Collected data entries
* * *
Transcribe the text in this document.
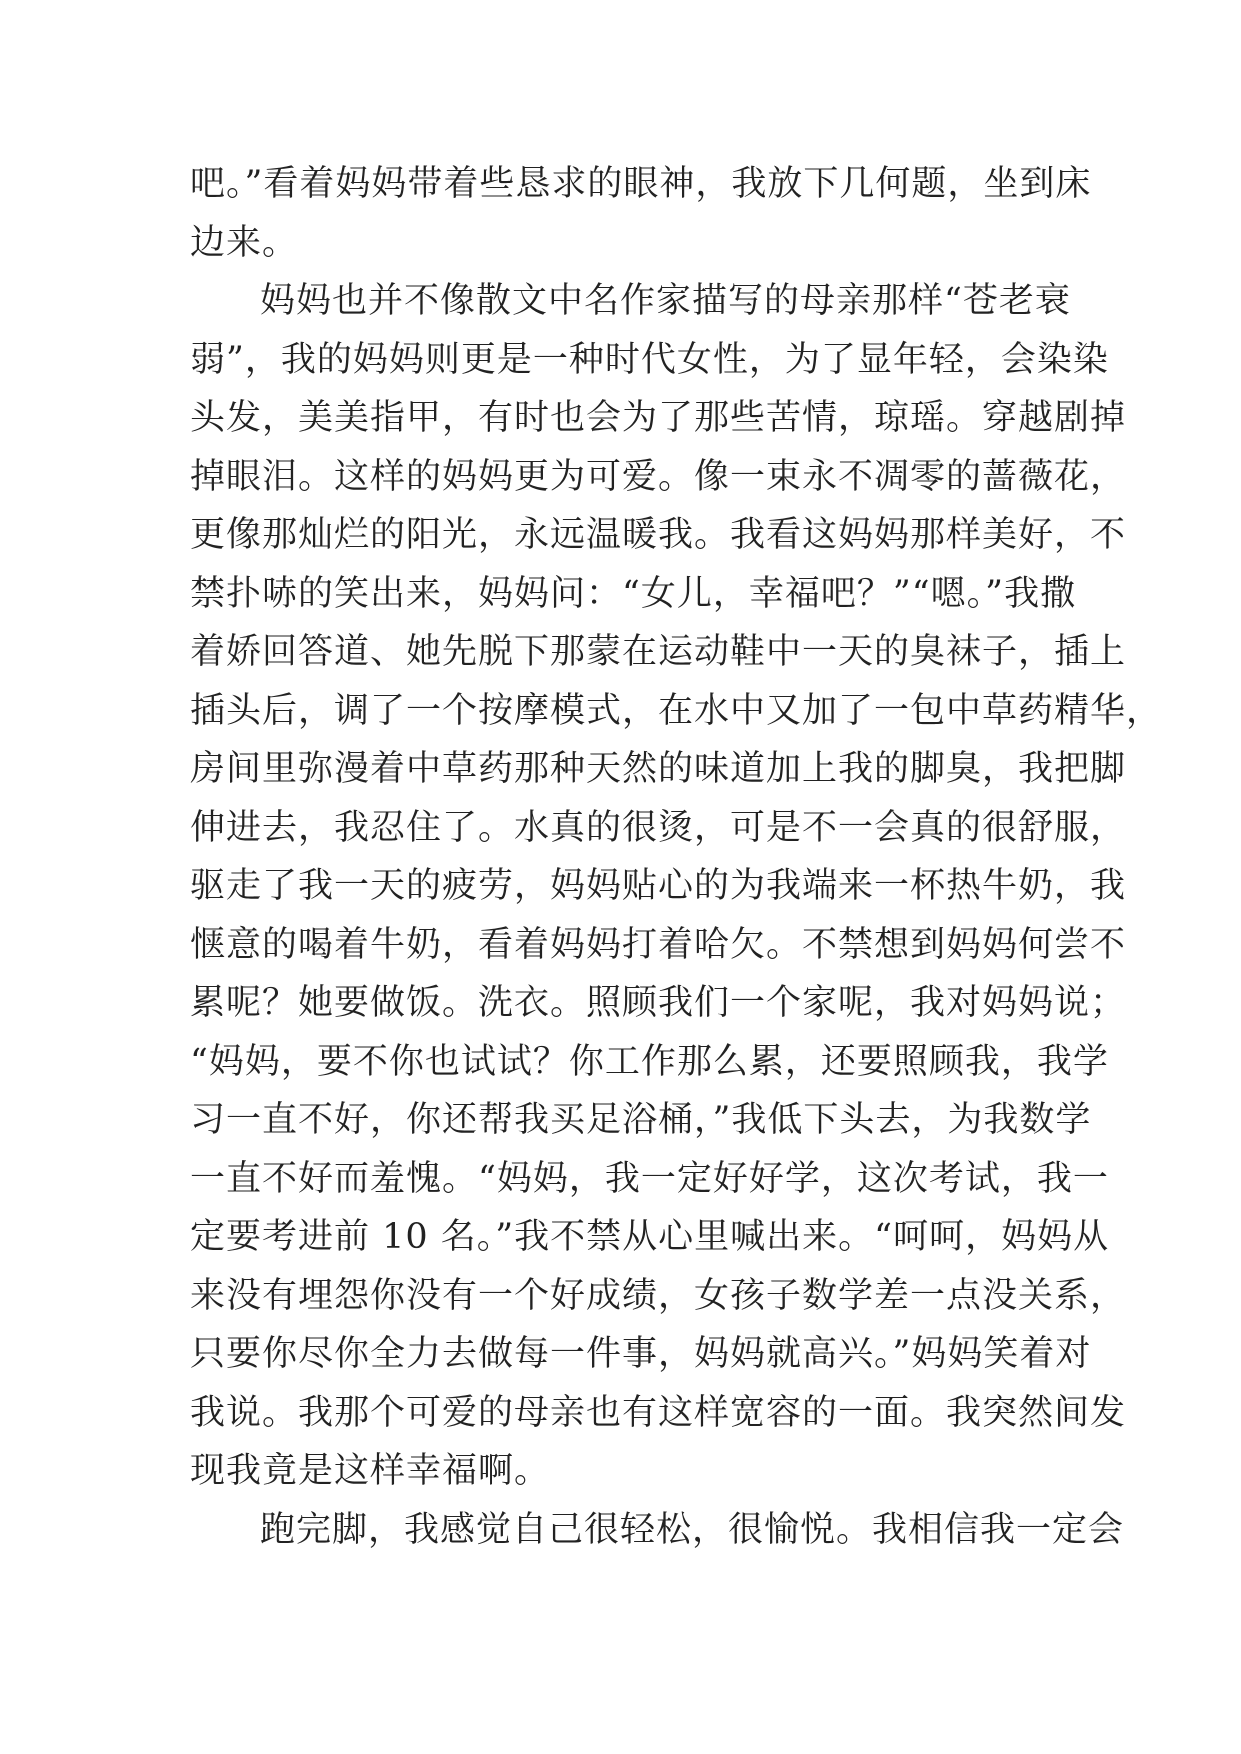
吧。”看着妈妈带着些恳求的眼神，我放下几何题，坐到床
边来。
妈妈也并不像散文中名作家描写的母亲那样“苍老衰
弱”，我的妈妈则更是一种时代女性，为了显年轻，会染染
头发，美美指甲，有时也会为了那些苦情，琼瑶。穿越剧掉
掉眼泪。这样的妈妈更为可爱。像一束永不凋零的蔷薇花，
更像那灿烂的阳光，永远温暖我。我看这妈妈那样美好，不
禁扑哧的笑出来，妈妈问：“女儿，幸福吧？”“嗯。”我撒
着娇回答道、她先脱下那蒙在运动鞋中一天的臭袜子，插上
插头后，调了一个按摩模式，在水中又加了一包中草药精华，
房间里弥漫着中草药那种天然的味道加上我的脚臭，我把脚
伸进去，我忍住了。水真的很烫，可是不一会真的很舒服，
驱走了我一天的疲劳，妈妈贴心的为我端来一杯热牛奶，我
惬意的喝着牛奶，看着妈妈打着哈欠。不禁想到妈妈何尝不
累呢？她要做饭。洗衣。照顾我们一个家呢，我对妈妈说；
“妈妈，要不你也试试？你工作那么累，还要照顾我，我学
习一直不好，你还帮我买足浴桶，”我低下头去，为我数学
一直不好而羞愧。“妈妈，我一定好好学，这次考试，我一
定要考进前 10 名。”我不禁从心里喊出来。“呵呵，妈妈从
来没有埋怨你没有一个好成绩，女孩子数学差一点没关系，
只要你尽你全力去做每一件事，妈妈就高兴。”妈妈笑着对
我说。我那个可爱的母亲也有这样宽容的一面。我突然间发
现我竟是这样幸福啊。
跑完脚，我感觉自己很轻松，很愉悦。我相信我一定会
* * *
[Work to complete]
Reproduce every entry exactly, but omit each picture.

[Written reply]
Transcribe the text in this document.
吧。”看着妈妈带着些恳求的眼神，我放下几何题，坐到床
边来。
妈妈也并不像散文中名作家描写的母亲那样“苍老衰
弱”，我的妈妈则更是一种时代女性，为了显年轻，会染染
头发，美美指甲，有时也会为了那些苦情，琼瑶。穿越剧掉
掉眼泪。这样的妈妈更为可爱。像一束永不凋零的蔷薇花，
更像那灿烂的阳光，永远温暖我。我看这妈妈那样美好，不
禁扑哧的笑出来，妈妈问：“女儿，幸福吧？”“嗯。”我撒
着娇回答道、她先脱下那蒙在运动鞋中一天的臭袜子，插上
插头后，调了一个按摩模式，在水中又加了一包中草药精华，
房间里弥漫着中草药那种天然的味道加上我的脚臭，我把脚
伸进去，我忍住了。水真的很烫，可是不一会真的很舒服，
驱走了我一天的疲劳，妈妈贴心的为我端来一杯热牛奶，我
惬意的喝着牛奶，看着妈妈打着哈欠。不禁想到妈妈何尝不
累呢？她要做饭。洗衣。照顾我们一个家呢，我对妈妈说；
“妈妈，要不你也试试？你工作那么累，还要照顾我，我学
习一直不好，你还帮我买足浴桶，”我低下头去，为我数学
一直不好而羞愧。“妈妈，我一定好好学，这次考试，我一
定要考进前 10 名。”我不禁从心里喊出来。“呵呵，妈妈从
来没有埋怨你没有一个好成绩，女孩子数学差一点没关系，
只要你尽你全力去做每一件事，妈妈就高兴。”妈妈笑着对
我说。我那个可爱的母亲也有这样宽容的一面。我突然间发
现我竟是这样幸福啊。
跑完脚，我感觉自己很轻松，很愉悦。我相信我一定会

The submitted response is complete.